The task:
Skip every image and restate the data word for word.

Dataset records:
========================
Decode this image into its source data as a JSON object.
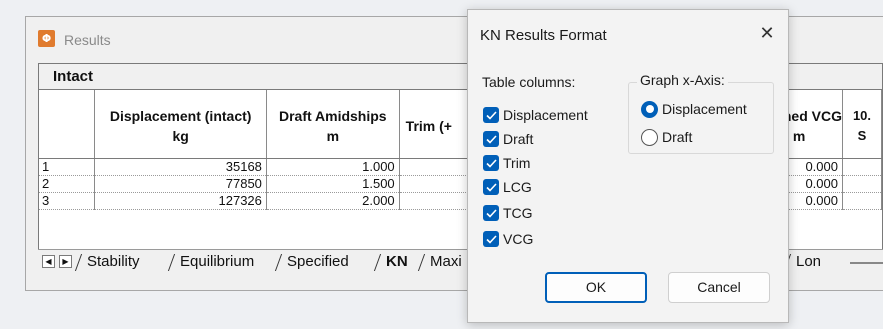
{
  "results_window": {
    "title": "Results",
    "icon": "app-logo-icon",
    "sheet_title": "Intact",
    "table": {
      "columns": [
        {
          "line1": "",
          "line2": ""
        },
        {
          "line1": "Displacement (intact)",
          "line2": "kg"
        },
        {
          "line1": "Draft Amidships",
          "line2": "m"
        },
        {
          "line1": "Trim (+",
          "line2": ""
        },
        {
          "line1": "ned VCG",
          "line2": "m"
        },
        {
          "line1": "10.",
          "line2": "S"
        }
      ],
      "rows": [
        {
          "num": "1",
          "displacement": "35168",
          "draft": "1.000",
          "vcg": "0.000"
        },
        {
          "num": "2",
          "displacement": "77850",
          "draft": "1.500",
          "vcg": "0.000"
        },
        {
          "num": "3",
          "displacement": "127326",
          "draft": "2.000",
          "vcg": "0.000"
        }
      ]
    },
    "tabs": [
      "Stability",
      "Equilibrium",
      "Specified",
      "KN",
      "Maxi",
      "Lon"
    ],
    "active_tab": "KN",
    "nav_left": "◀",
    "nav_right": "▶"
  },
  "dialog": {
    "title": "KN Results Format",
    "close_glyph": "✕",
    "table_columns_label": "Table columns:",
    "checkboxes": [
      {
        "label": "Displacement",
        "checked": true
      },
      {
        "label": "Draft",
        "checked": true
      },
      {
        "label": "Trim",
        "checked": true
      },
      {
        "label": "LCG",
        "checked": true
      },
      {
        "label": "TCG",
        "checked": true
      },
      {
        "label": "VCG",
        "checked": true
      }
    ],
    "graph_x_axis_label": "Graph x-Axis:",
    "radios": [
      {
        "label": "Displacement",
        "selected": true
      },
      {
        "label": "Draft",
        "selected": false
      }
    ],
    "ok_label": "OK",
    "cancel_label": "Cancel",
    "accent_color": "#005fb8"
  }
}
========================
Task output:
Decode this image into its source data as a JSON object.
{
  "results_window": {
    "title": "Results",
    "icon": "app-logo-icon",
    "sheet_title": "Intact",
    "table": {
      "columns": [
        {
          "line1": "",
          "line2": ""
        },
        {
          "line1": "Displacement (intact)",
          "line2": "kg"
        },
        {
          "line1": "Draft Amidships",
          "line2": "m"
        },
        {
          "line1": "Trim (+",
          "line2": ""
        },
        {
          "line1": "ned VCG",
          "line2": "m"
        },
        {
          "line1": "10.",
          "line2": "S"
        }
      ],
      "rows": [
        {
          "num": "1",
          "displacement": "35168",
          "draft": "1.000",
          "vcg": "0.000"
        },
        {
          "num": "2",
          "displacement": "77850",
          "draft": "1.500",
          "vcg": "0.000"
        },
        {
          "num": "3",
          "displacement": "127326",
          "draft": "2.000",
          "vcg": "0.000"
        }
      ]
    },
    "tabs": [
      "Stability",
      "Equilibrium",
      "Specified",
      "KN",
      "Maxi",
      "Lon"
    ],
    "active_tab": "KN",
    "nav_left": "◀",
    "nav_right": "▶"
  },
  "dialog": {
    "title": "KN Results Format",
    "close_glyph": "✕",
    "table_columns_label": "Table columns:",
    "checkboxes": [
      {
        "label": "Displacement",
        "checked": true
      },
      {
        "label": "Draft",
        "checked": true
      },
      {
        "label": "Trim",
        "checked": true
      },
      {
        "label": "LCG",
        "checked": true
      },
      {
        "label": "TCG",
        "checked": true
      },
      {
        "label": "VCG",
        "checked": true
      }
    ],
    "graph_x_axis_label": "Graph x-Axis:",
    "radios": [
      {
        "label": "Displacement",
        "selected": true
      },
      {
        "label": "Draft",
        "selected": false
      }
    ],
    "ok_label": "OK",
    "cancel_label": "Cancel",
    "accent_color": "#005fb8"
  }
}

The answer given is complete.